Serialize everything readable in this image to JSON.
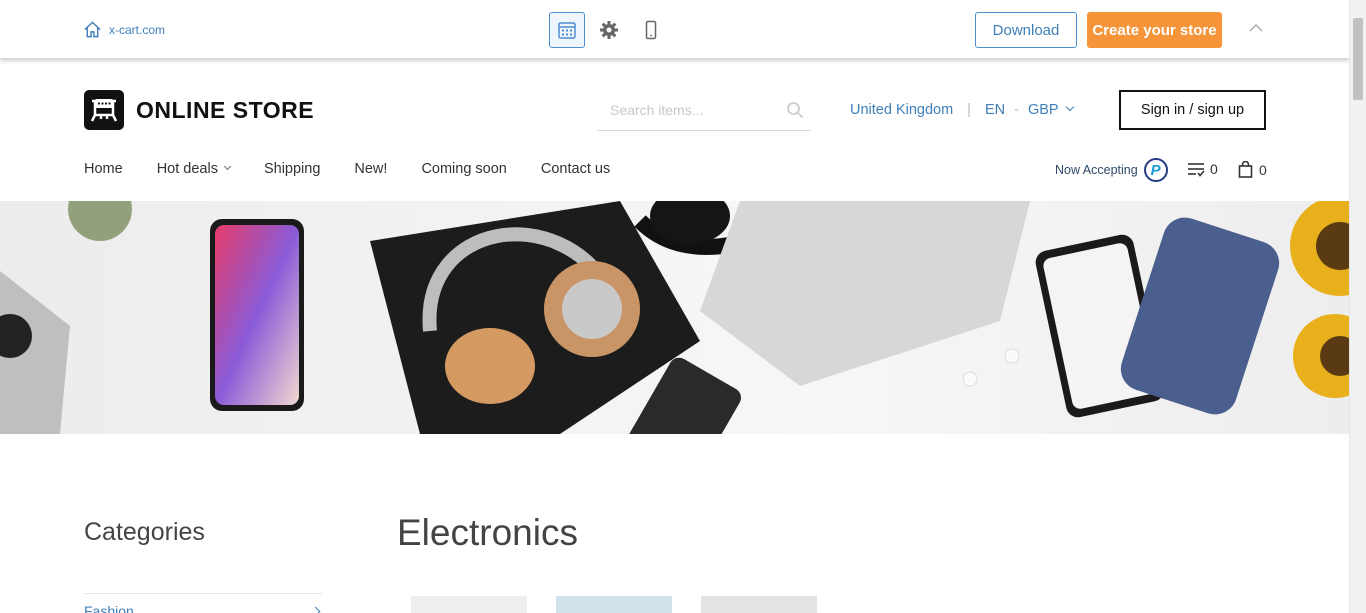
{
  "demo_bar": {
    "home_link": "x-cart.com",
    "download_label": "Download",
    "create_store_label": "Create your store",
    "colors": {
      "accent_blue": "#3f7fb8",
      "orange": "#f6943a"
    }
  },
  "header": {
    "logo_text": "ONLINE STORE",
    "search_placeholder": "Search items...",
    "country": "United Kingdom",
    "language": "EN",
    "currency": "GBP",
    "signin_label": "Sign in / sign up"
  },
  "nav": {
    "items": [
      "Home",
      "Hot deals",
      "Shipping",
      "New!",
      "Coming soon",
      "Contact us"
    ],
    "now_accepting": "Now Accepting",
    "compare_count": "0",
    "cart_count": "0"
  },
  "main": {
    "categories_title": "Categories",
    "first_category": "Fashion",
    "section_title": "Electronics"
  }
}
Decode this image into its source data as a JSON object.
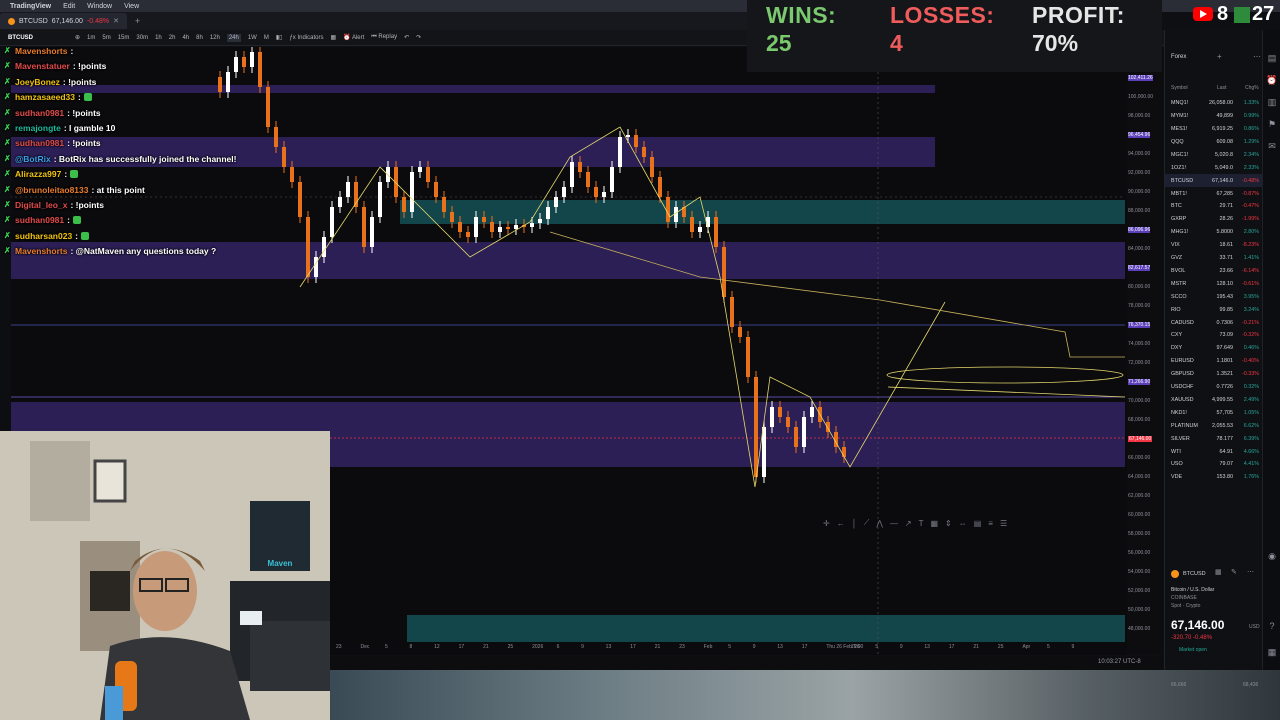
{
  "menubar": {
    "app": "TradingView",
    "items": [
      "Edit",
      "Window",
      "View"
    ]
  },
  "tab": {
    "label": "BTCUSD",
    "price": "67,146.00",
    "change": "-0.48%"
  },
  "toolbar": {
    "symbol": "BTCUSD",
    "timeframes": [
      "1m",
      "5m",
      "15m",
      "30m",
      "1h",
      "2h",
      "4h",
      "8h",
      "12h",
      "24h",
      "1W",
      "M"
    ],
    "indicators": "Indicators",
    "alert": "Alert",
    "replay": "Replay"
  },
  "scoreboard": {
    "wins_label": "WINS:",
    "wins": "25",
    "losses_label": "LOSSES:",
    "losses": "4",
    "profit_label": "PROFIT:",
    "profit": "70%"
  },
  "youtube": {
    "count": "8",
    "overlay": "27"
  },
  "chat": [
    {
      "user": "Mavenshorts",
      "text": ": ",
      "user_color": "#e87d2d"
    },
    {
      "user": "Mavenstatuer",
      "text": ": !points",
      "user_color": "#e24b4b"
    },
    {
      "user": "JoeyBonez",
      "text": ": !points",
      "user_color": "#f1c40f"
    },
    {
      "user": "hamzasaeed33",
      "text": ": ",
      "user_color": "#f1c40f",
      "badge": true
    },
    {
      "user": "sudhan0981",
      "text": ": !points",
      "user_color": "#e24b4b"
    },
    {
      "user": "remajongte",
      "text": ": I gamble 10",
      "user_color": "#1abc9c"
    },
    {
      "user": "sudhan0981",
      "text": ": !points",
      "user_color": "#e24b4b"
    },
    {
      "user": "@BotRix",
      "text": ": BotRix has successfully joined the channel!",
      "user_color": "#3aa0e8"
    },
    {
      "user": "Alirazza997",
      "text": ": ",
      "user_color": "#f1c40f",
      "badge": true
    },
    {
      "user": "@brunoleitao8133",
      "text": ": at this point",
      "user_color": "#e87d2d"
    },
    {
      "user": "Digital_leo_x",
      "text": ": !points",
      "user_color": "#e24b4b"
    },
    {
      "user": "sudhan0981",
      "text": ": ",
      "user_color": "#e24b4b",
      "badge": true
    },
    {
      "user": "sudharsan023",
      "text": ": ",
      "user_color": "#f1c40f",
      "badge": true
    },
    {
      "user": "Mavenshorts",
      "text": ": @NatMaven any questions today ?",
      "user_color": "#e87d2d"
    }
  ],
  "price_axis": [
    "102,411.26",
    "100,000.00",
    "98,000.00",
    "96,454.96",
    "94,000.00",
    "92,000.00",
    "90,000.00",
    "88,000.00",
    "86,096.96",
    "84,000.00",
    "82,617.57",
    "80,000.00",
    "78,000.00",
    "76,370.15",
    "74,000.00",
    "72,000.00",
    "71,266.90",
    "70,000.00",
    "68,000.00",
    "67,146.00",
    "66,000.00",
    "64,000.00",
    "62,000.00",
    "60,000.00",
    "58,000.00",
    "56,000.00",
    "54,000.00",
    "52,000.00",
    "50,000.00",
    "48,000.00"
  ],
  "time_axis": [
    "23",
    "Dec",
    "5",
    "8",
    "12",
    "17",
    "21",
    "25",
    "2026",
    "6",
    "9",
    "13",
    "17",
    "21",
    "23",
    "Feb",
    "5",
    "9",
    "13",
    "17",
    "Thu 26 Feb '26",
    "16:00",
    "5",
    "9",
    "13",
    "17",
    "21",
    "25",
    "Apr",
    "5",
    "9"
  ],
  "status": {
    "clock": "10:03:27 UTC-8"
  },
  "watchlist": {
    "header": "Forex",
    "cols": [
      "Symbol",
      "Last",
      "Chg%"
    ],
    "rows": [
      {
        "sym": "MNQ1!",
        "last": "26,058.00",
        "chg": "1.33%",
        "up": true
      },
      {
        "sym": "MYM1!",
        "last": "49,899",
        "chg": "0.99%",
        "up": true
      },
      {
        "sym": "MES1!",
        "last": "6,919.25",
        "chg": "0.86%",
        "up": true
      },
      {
        "sym": "QQQ",
        "last": "609.08",
        "chg": "1.29%",
        "up": true
      },
      {
        "sym": "MGC1!",
        "last": "5,020.8",
        "chg": "2.34%",
        "up": true
      },
      {
        "sym": "1OZ1!",
        "last": "5,049.0",
        "chg": "2.33%",
        "up": true
      },
      {
        "sym": "BTCUSD",
        "last": "67,146.0",
        "chg": "-0.48%",
        "up": false
      },
      {
        "sym": "MBT1!",
        "last": "67,285",
        "chg": "-0.87%",
        "up": false
      },
      {
        "sym": "BTC",
        "last": "29.71",
        "chg": "-0.47%",
        "up": false
      },
      {
        "sym": "GXRP",
        "last": "28.26",
        "chg": "-1.99%",
        "up": false
      },
      {
        "sym": "MHG1!",
        "last": "5.8000",
        "chg": "2.80%",
        "up": true
      },
      {
        "sym": "VIX",
        "last": "18.61",
        "chg": "-8.23%",
        "up": false
      },
      {
        "sym": "GVZ",
        "last": "33.71",
        "chg": "1.41%",
        "up": true
      },
      {
        "sym": "BVOL",
        "last": "23.66",
        "chg": "-6.14%",
        "up": false
      },
      {
        "sym": "MSTR",
        "last": "128.10",
        "chg": "-0.61%",
        "up": false
      },
      {
        "sym": "SCCO",
        "last": "195.43",
        "chg": "3.95%",
        "up": true
      },
      {
        "sym": "RIO",
        "last": "99.85",
        "chg": "3.24%",
        "up": true
      },
      {
        "sym": "CADUSD",
        "last": "0.7306",
        "chg": "-0.21%",
        "up": false
      },
      {
        "sym": "CXY",
        "last": "73.09",
        "chg": "-0.32%",
        "up": false
      },
      {
        "sym": "DXY",
        "last": "97.649",
        "chg": "0.46%",
        "up": true
      },
      {
        "sym": "EURUSD",
        "last": "1.1801",
        "chg": "-0.40%",
        "up": false
      },
      {
        "sym": "GBPUSD",
        "last": "1.3521",
        "chg": "-0.33%",
        "up": false
      },
      {
        "sym": "USDCHF",
        "last": "0.7726",
        "chg": "0.32%",
        "up": true
      },
      {
        "sym": "XAUUSD",
        "last": "4,999.55",
        "chg": "2.49%",
        "up": true
      },
      {
        "sym": "NKD1!",
        "last": "57,705",
        "chg": "1.05%",
        "up": true
      },
      {
        "sym": "PLATINUM",
        "last": "2,055.53",
        "chg": "6.62%",
        "up": true
      },
      {
        "sym": "SILVER",
        "last": "78.177",
        "chg": "6.39%",
        "up": true
      },
      {
        "sym": "WTI",
        "last": "64.91",
        "chg": "4.66%",
        "up": true
      },
      {
        "sym": "USO",
        "last": "79.07",
        "chg": "4.41%",
        "up": true
      },
      {
        "sym": "VDE",
        "last": "153.80",
        "chg": "1.76%",
        "up": true
      }
    ]
  },
  "detail": {
    "sym": "BTCUSD",
    "name": "Bitcoin / U.S. Dollar",
    "exchange": "COINBASE",
    "type": "Spot · Crypto",
    "price": "67,146.00",
    "currency": "USD",
    "change": "-320.70 -0.48%",
    "status": "Market open",
    "footer_left": "66,666",
    "footer_right": "68,436"
  },
  "webcam": {
    "sign": "Maven"
  },
  "colors": {
    "up": "#26a69a",
    "down": "#f23645",
    "wins": "#7bc96f",
    "losses": "#f05b5b",
    "profit": "#e6e6e6",
    "zone_purple": "#2b1f55",
    "zone_teal": "#13464a",
    "accent": "#2962ff"
  }
}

********************

◆ **Work instructions**
For the listing above, identify each line bearing "sign".

◆ **Answer to this exercise**
    "signin_label": "Sign in / sign up"
    "sign": "Maven"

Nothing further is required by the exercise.